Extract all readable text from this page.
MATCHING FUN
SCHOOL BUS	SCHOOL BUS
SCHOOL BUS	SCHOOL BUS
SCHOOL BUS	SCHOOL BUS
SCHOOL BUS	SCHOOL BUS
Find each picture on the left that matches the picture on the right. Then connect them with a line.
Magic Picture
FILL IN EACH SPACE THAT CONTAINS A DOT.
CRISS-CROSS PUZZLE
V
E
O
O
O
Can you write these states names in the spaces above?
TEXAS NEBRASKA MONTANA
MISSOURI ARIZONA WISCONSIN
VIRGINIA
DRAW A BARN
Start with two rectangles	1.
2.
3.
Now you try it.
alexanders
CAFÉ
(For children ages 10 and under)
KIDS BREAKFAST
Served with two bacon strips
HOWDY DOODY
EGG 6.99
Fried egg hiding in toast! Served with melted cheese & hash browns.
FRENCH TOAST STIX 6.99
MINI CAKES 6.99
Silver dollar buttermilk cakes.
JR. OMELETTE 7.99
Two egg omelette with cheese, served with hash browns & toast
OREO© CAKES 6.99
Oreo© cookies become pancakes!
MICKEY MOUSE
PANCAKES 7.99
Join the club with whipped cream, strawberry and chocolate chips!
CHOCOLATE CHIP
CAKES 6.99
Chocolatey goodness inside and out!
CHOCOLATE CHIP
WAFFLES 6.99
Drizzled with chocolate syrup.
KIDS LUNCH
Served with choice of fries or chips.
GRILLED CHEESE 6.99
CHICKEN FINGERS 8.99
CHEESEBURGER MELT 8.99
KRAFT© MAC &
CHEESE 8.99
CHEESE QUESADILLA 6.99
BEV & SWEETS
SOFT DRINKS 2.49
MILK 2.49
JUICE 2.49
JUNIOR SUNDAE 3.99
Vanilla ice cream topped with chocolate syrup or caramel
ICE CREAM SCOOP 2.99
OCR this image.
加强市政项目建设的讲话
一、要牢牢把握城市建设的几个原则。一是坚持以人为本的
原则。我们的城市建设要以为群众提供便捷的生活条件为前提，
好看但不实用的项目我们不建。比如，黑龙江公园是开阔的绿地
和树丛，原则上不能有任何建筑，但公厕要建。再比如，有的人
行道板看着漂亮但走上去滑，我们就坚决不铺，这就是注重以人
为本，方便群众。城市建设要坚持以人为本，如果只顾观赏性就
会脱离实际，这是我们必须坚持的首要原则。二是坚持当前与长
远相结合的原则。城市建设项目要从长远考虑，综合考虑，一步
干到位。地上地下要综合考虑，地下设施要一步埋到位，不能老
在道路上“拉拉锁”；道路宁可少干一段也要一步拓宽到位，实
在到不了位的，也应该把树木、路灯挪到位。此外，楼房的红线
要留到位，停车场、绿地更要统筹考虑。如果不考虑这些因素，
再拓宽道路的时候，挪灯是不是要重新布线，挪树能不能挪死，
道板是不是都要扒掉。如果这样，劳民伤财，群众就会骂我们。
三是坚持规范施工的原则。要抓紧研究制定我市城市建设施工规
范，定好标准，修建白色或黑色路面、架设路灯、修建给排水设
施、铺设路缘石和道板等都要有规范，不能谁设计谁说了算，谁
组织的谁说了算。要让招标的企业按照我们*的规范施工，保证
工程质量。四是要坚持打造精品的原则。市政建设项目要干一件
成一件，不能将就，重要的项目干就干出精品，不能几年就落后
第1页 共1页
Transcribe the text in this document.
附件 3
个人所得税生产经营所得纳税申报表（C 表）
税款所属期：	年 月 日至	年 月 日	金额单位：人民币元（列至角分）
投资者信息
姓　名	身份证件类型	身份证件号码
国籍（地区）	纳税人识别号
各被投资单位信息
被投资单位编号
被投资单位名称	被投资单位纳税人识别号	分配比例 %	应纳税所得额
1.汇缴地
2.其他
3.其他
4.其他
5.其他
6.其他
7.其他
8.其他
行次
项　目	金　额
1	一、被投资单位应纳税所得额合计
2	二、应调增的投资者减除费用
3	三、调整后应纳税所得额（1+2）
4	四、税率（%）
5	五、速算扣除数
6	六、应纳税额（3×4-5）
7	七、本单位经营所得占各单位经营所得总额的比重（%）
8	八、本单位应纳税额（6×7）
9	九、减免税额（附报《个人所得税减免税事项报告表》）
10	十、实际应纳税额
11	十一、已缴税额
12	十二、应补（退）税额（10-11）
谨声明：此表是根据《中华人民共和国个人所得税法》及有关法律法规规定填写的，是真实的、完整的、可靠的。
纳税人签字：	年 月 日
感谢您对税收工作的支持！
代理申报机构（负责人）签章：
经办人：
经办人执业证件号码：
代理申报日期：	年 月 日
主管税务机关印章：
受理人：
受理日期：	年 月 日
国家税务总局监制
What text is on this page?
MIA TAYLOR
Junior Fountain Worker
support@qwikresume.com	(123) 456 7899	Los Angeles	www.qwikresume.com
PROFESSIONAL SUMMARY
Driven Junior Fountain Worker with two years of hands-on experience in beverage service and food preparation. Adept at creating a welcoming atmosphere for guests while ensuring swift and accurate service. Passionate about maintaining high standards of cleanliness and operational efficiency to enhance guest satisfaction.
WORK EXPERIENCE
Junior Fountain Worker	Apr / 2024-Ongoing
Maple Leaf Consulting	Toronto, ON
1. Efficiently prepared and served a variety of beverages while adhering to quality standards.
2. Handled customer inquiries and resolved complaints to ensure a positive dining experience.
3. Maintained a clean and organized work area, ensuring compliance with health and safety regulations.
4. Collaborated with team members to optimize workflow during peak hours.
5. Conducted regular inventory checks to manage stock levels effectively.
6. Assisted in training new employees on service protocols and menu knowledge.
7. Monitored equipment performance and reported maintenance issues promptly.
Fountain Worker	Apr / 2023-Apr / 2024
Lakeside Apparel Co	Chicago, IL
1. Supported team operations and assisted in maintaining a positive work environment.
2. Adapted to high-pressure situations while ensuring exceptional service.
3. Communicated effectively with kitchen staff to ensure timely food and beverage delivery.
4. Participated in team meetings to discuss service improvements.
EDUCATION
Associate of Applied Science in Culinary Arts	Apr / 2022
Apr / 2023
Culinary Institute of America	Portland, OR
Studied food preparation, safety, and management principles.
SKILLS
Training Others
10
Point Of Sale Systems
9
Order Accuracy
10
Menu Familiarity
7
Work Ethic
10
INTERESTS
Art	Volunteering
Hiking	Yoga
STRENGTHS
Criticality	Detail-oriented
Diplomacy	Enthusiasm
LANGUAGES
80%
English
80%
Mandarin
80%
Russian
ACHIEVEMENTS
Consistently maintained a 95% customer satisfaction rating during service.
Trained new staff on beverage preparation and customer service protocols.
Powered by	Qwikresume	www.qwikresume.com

========

_PROBLEM TO SOLVE_
From the data above, copy each line where the string "service" appears.

_THE OUTPUT_
Driven Junior Fountain Worker with two years of hands-on experience in beverage service and food preparation. Adept at creating a welcoming atmosphere for guests while ensuring swift and accurate service. Passionate about maintaining high standards of cleanliness and operational efficiency to enhance guest satisfaction.
6. Assisted in training new employees on service protocols and menu knowledge.
2. Adapted to high-pressure situations while ensuring exceptional service.
4. Participated in team meetings to discuss service improvements.
Consistently maintained a 95% customer satisfaction rating during service.
Trained new staff on beverage preparation and customer service protocols.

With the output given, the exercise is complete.